• Supplied data:
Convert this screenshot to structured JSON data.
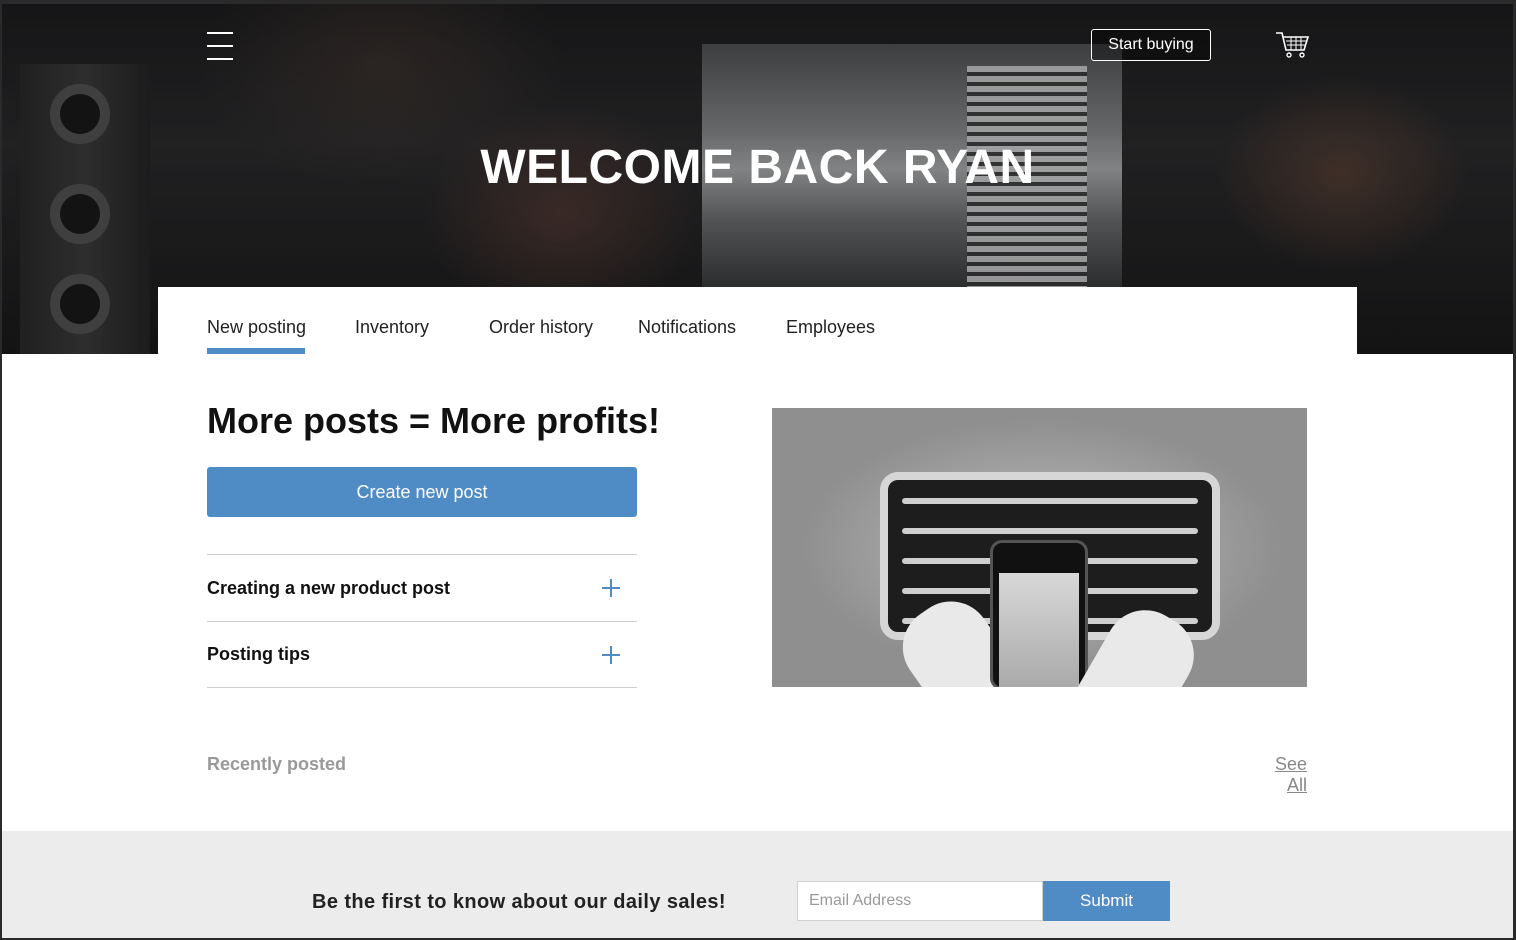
{
  "header": {
    "start_buying_label": "Start buying",
    "title": "WELCOME BACK RYAN"
  },
  "tabs": [
    {
      "label": "New posting",
      "active": true
    },
    {
      "label": "Inventory",
      "active": false
    },
    {
      "label": "Order history",
      "active": false
    },
    {
      "label": "Notifications",
      "active": false
    },
    {
      "label": "Employees",
      "active": false
    }
  ],
  "main": {
    "headline": "More posts = More profits!",
    "create_button": "Create new post",
    "accordion": [
      {
        "label": "Creating a new product post"
      },
      {
        "label": "Posting tips"
      }
    ],
    "recently_posted_label": "Recently posted",
    "see_all_label": "See All"
  },
  "newsletter": {
    "text": "Be the first to know about our daily sales!",
    "email_placeholder": "Email Address",
    "submit_label": "Submit"
  },
  "colors": {
    "accent": "#4f8bc4",
    "footer_bg": "#ececec"
  },
  "icons": {
    "menu": "hamburger-menu-icon",
    "cart": "shopping-cart-icon",
    "expand": "plus-icon"
  }
}
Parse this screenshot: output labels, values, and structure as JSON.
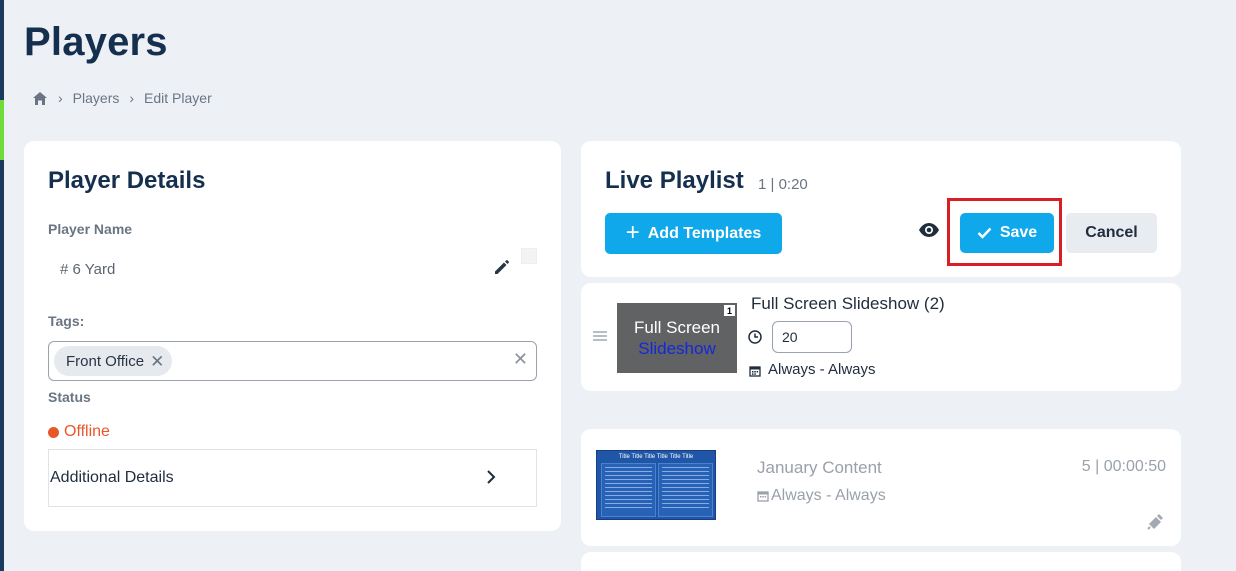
{
  "page": {
    "title": "Players"
  },
  "breadcrumb": {
    "items": [
      "Players",
      "Edit Player"
    ]
  },
  "player_details": {
    "title": "Player Details",
    "name_label": "Player Name",
    "name_value": "# 6 Yard",
    "tags_label": "Tags:",
    "tags": [
      "Front Office"
    ],
    "status_label": "Status",
    "status_value": "Offline",
    "additional_label": "Additional Details"
  },
  "live_playlist": {
    "title": "Live Playlist",
    "meta": "1 | 0:20",
    "add_button": "Add Templates",
    "save_button": "Save",
    "cancel_button": "Cancel",
    "items": [
      {
        "title": "Full Screen Slideshow (2)",
        "thumb_line1": "Full Screen",
        "thumb_line2": "Slideshow",
        "thumb_badge": "1",
        "duration": "20",
        "schedule": "Always - Always"
      }
    ]
  },
  "playlists": [
    {
      "title": "January Content",
      "count": "5 | 00:00:50",
      "schedule": "Always - Always",
      "thumb_title": "Title Title Title Title Title Title"
    }
  ],
  "colors": {
    "accent": "#0fa8ea",
    "offline": "#e8572a",
    "highlight": "#d81f26",
    "navy": "#15304f"
  }
}
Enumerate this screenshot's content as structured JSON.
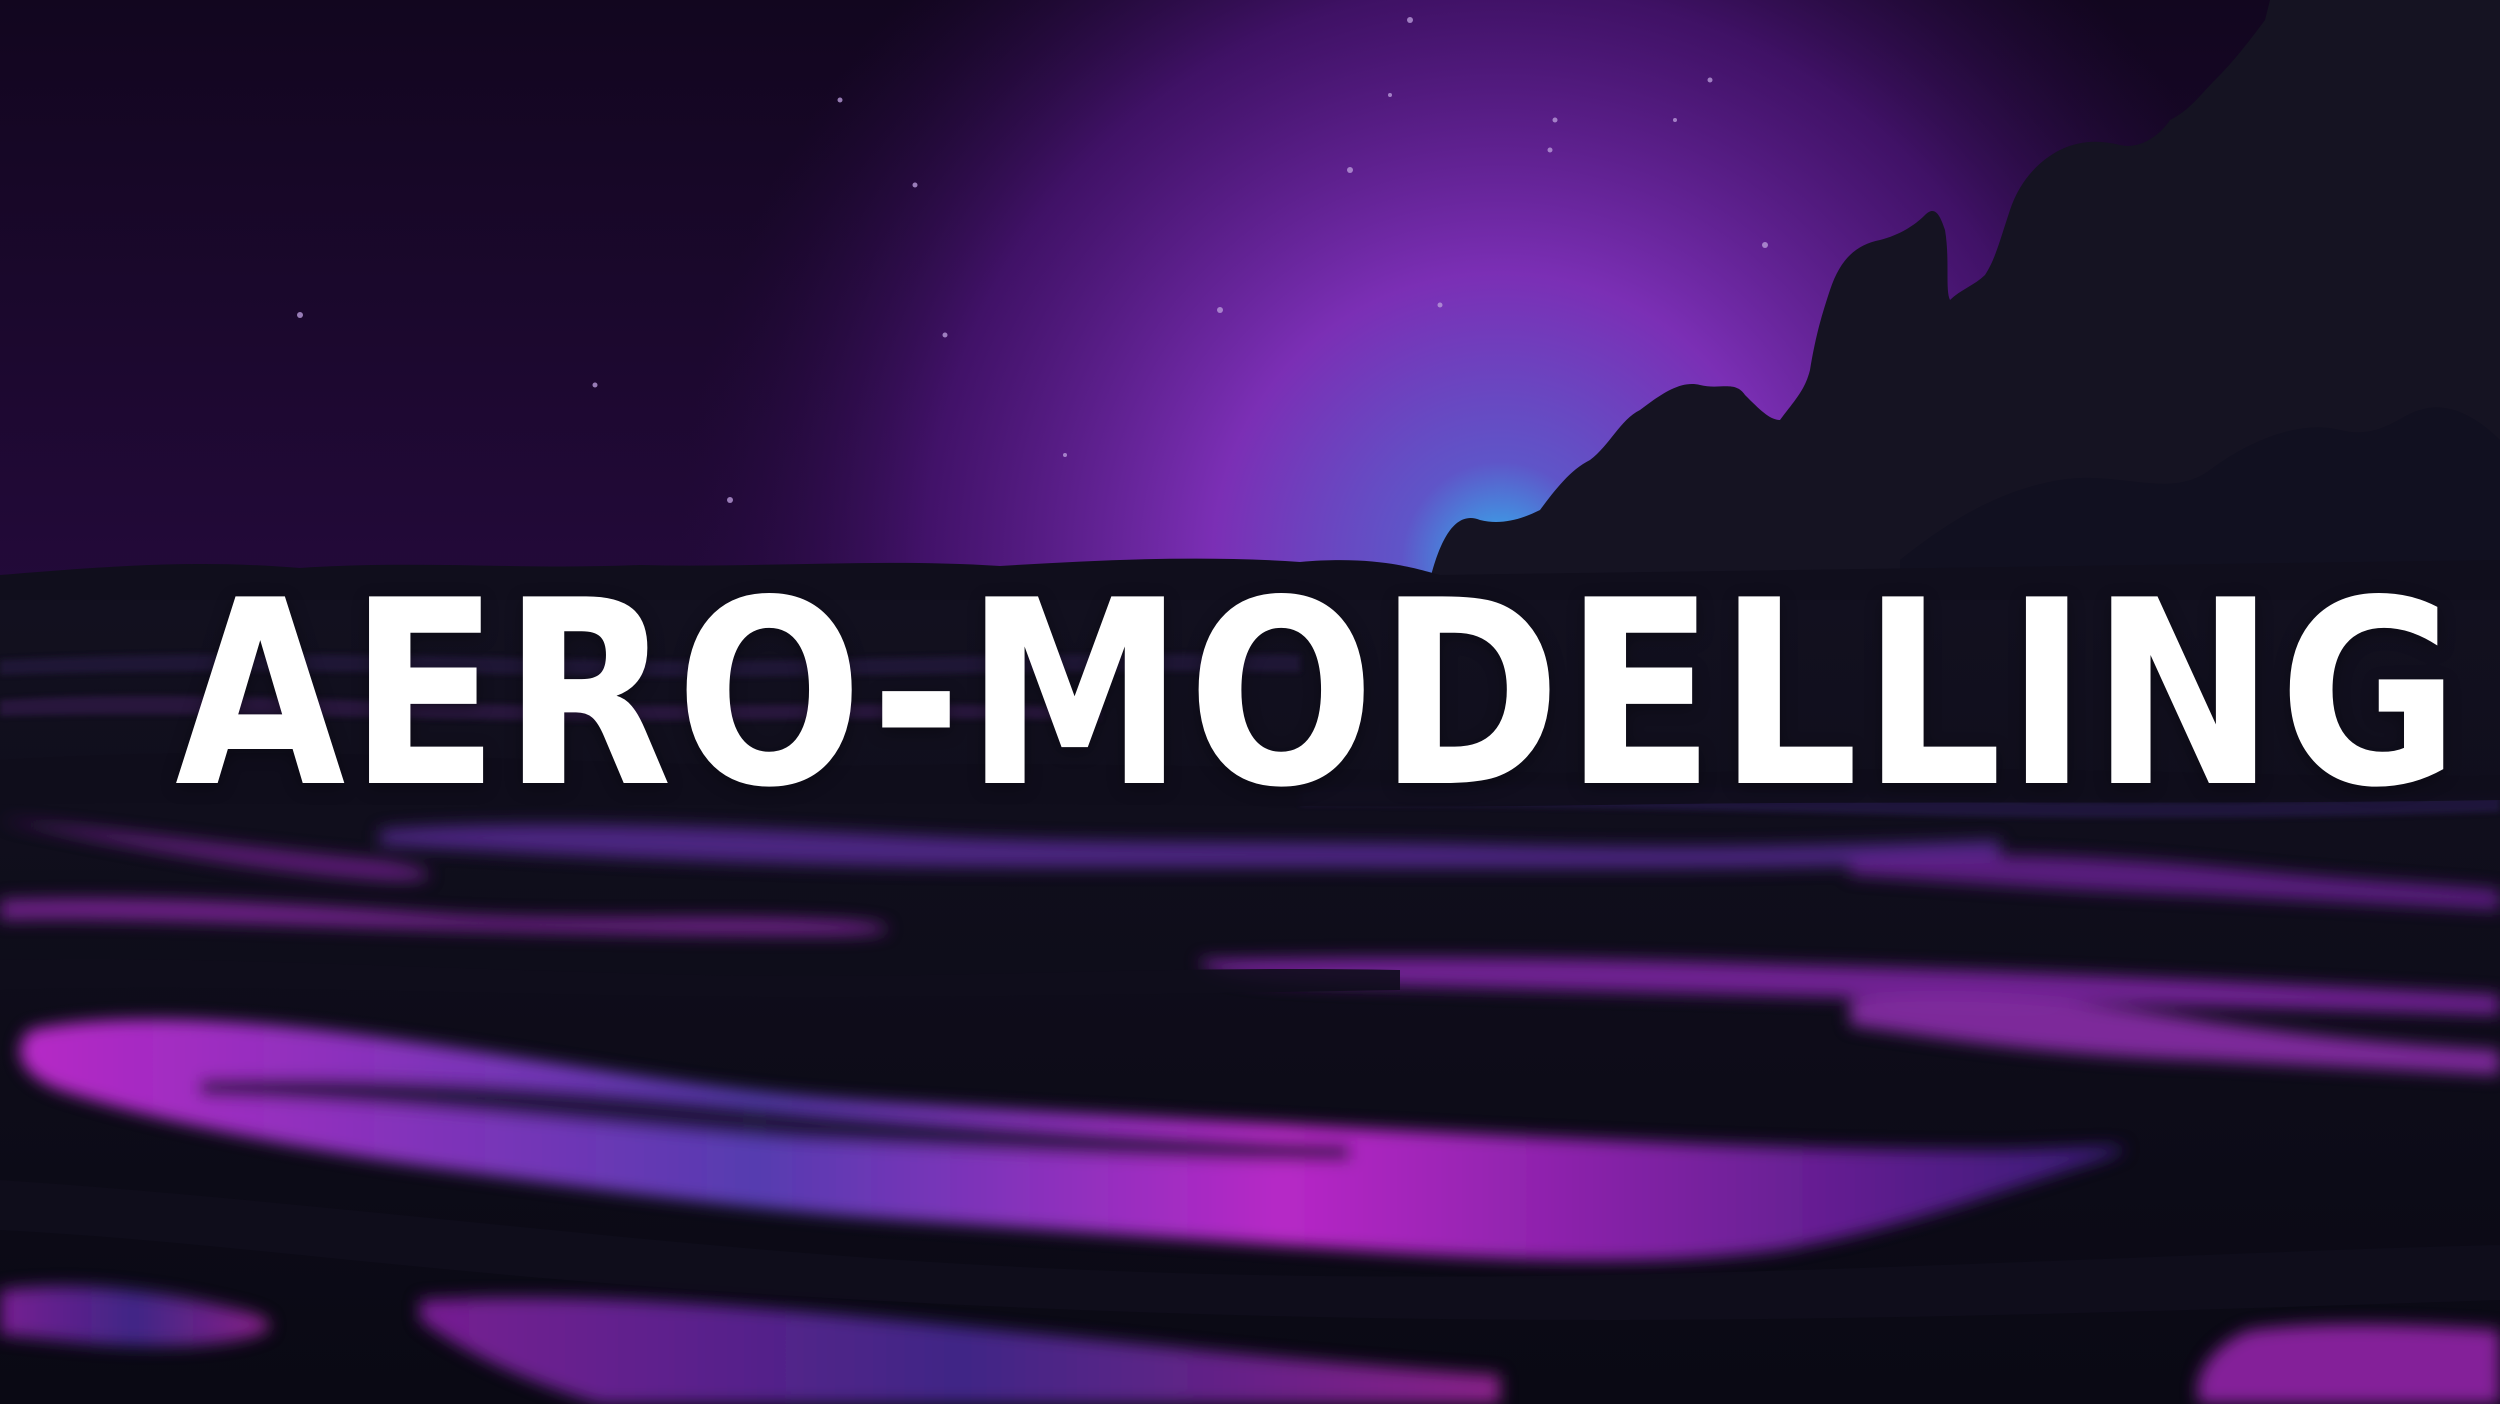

• Job: On how many lines does the word "Slideshow" appear? Answer with only the number.

• Full solution: 2